* [Instructions]
- 1) Please list every name that the opening paragraph of the passage about the cultural center in Baku gives for the building, including its former name.
- 2) Write the next part of the passage about the cultural center in Baku, picking up after its final sentence.

* [Extract provided]
■ ■ ■ ■ ■

DTX Cultural Center or SSS Cultural Center ( House of Culture of the State Security Service ), also known as the Cultural House of the State Security Service or the Shahriyar Cultural House (formerly the Dzerzhinsky Palace of Culture), is a cultural and artistic monument located in Baku, Azerbaijan, built in the Stalinist Empire architectural style. The building currently functions as the cultural center of the State Security Service.

== History ==
Constructed in 1949 based on the design of Hasan Majidov, the building is an example of 20th-century architecture and was built in the Stalinist style. Previously, the site housed the Church of the Blessed Virgin Mary, designed by Polish architect Józef Płoszko and built between 1909 and 1912. Known as the German Church, this religious structure was demolished in 1931. In the 1930s, a decision was made to establish a cultural club in Baku for state internal affairs and security bodies. Construction of a building later known as the “Dzerzhinsky Club” began in 1938–1939 but was left unfinished due to the outbreak of World War II. In 1947, construction was completed based on a project by the Azerbaijan State Design Institute.

■ ■ ■ ■ ■

* [Supplied material]

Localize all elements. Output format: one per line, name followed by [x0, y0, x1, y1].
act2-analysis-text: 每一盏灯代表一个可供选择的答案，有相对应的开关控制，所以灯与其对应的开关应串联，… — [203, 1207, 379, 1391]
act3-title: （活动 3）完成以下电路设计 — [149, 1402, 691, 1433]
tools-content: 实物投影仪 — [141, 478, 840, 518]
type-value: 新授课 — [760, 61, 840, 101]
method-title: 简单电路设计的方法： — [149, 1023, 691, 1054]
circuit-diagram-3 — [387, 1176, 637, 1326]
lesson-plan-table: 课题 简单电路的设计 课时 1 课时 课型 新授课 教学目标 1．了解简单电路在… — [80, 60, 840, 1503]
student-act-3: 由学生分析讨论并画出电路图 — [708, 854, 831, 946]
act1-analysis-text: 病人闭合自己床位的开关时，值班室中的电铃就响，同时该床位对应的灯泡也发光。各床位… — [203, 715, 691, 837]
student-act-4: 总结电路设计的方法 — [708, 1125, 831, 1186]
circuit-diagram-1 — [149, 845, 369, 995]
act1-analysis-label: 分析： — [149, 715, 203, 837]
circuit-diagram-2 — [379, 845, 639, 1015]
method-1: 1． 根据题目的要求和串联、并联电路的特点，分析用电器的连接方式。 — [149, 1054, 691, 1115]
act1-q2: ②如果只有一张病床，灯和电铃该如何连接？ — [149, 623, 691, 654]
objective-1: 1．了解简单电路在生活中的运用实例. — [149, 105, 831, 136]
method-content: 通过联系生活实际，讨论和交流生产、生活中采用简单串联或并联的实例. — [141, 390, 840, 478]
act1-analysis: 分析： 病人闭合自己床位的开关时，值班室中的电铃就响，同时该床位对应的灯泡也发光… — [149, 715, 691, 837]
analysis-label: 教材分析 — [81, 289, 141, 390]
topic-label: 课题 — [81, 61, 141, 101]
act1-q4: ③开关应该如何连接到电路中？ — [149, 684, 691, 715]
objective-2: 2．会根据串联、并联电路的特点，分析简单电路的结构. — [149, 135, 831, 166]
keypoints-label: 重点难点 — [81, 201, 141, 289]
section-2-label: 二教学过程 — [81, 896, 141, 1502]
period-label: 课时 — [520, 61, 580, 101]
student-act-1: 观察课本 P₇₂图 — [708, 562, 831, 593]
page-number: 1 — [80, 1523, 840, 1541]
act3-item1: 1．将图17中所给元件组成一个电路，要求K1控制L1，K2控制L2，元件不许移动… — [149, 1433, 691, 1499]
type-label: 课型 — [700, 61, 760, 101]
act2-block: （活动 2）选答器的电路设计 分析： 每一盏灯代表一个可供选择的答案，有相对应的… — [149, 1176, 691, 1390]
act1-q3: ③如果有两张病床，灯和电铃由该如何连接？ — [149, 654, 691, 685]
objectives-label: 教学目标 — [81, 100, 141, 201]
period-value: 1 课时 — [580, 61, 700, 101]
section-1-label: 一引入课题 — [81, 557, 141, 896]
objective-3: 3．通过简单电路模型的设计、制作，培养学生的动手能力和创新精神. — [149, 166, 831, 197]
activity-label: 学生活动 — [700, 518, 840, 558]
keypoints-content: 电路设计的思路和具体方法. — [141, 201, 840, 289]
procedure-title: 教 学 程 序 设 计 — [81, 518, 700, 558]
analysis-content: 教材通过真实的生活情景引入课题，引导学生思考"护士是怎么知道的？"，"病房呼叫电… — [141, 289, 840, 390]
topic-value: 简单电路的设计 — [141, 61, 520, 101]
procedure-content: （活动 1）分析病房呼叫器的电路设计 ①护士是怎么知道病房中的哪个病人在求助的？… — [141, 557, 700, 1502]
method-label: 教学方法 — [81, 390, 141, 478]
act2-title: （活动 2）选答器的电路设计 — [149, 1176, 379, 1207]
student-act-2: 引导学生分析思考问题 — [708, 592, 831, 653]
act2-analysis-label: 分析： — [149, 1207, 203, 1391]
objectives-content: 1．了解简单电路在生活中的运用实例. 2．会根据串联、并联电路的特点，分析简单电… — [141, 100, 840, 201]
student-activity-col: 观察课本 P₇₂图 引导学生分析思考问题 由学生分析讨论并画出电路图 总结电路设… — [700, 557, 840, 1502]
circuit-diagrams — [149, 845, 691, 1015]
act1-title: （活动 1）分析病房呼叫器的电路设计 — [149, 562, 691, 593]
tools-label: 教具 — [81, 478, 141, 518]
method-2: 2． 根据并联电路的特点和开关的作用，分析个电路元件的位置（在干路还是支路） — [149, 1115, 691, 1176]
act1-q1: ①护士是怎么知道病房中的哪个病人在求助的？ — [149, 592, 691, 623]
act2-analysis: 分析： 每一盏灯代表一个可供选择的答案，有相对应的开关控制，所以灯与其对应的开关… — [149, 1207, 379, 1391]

■ ■ ■ ■ ■

* [Responses in order]
- 1)
DTX Cultural Center
SSS Cultural Center
House of Culture of the State Security Service
Cultural House of the State Security Service
Shahriyar Cultural House
Dzerzhinsky Palace of Culture (former name)

- 2)
Between 1951 and 1953, additional construction and finishing works were carried out under the leadership of Hasan Majidov. For many years, the building hosted various state-level events, including congresses and anniversary ceremonies of state security, internal affairs bodies, and border troops.

According to a decision of the Cabinet of Ministers of the Republic of Azerbaijan dated January 31, 2008, the building was transferred to the balance of the State Security Service. After major renovation and reconstruction works, the official reopening ceremony took place on March 14, 2009, with the participation of President Ilham Aliyev. The cultural center is equipped with modern sound and lighting systems and includes a 600-seat concert hall, a 100-seat small hall, a conference hall, and a 120-seat restaurant.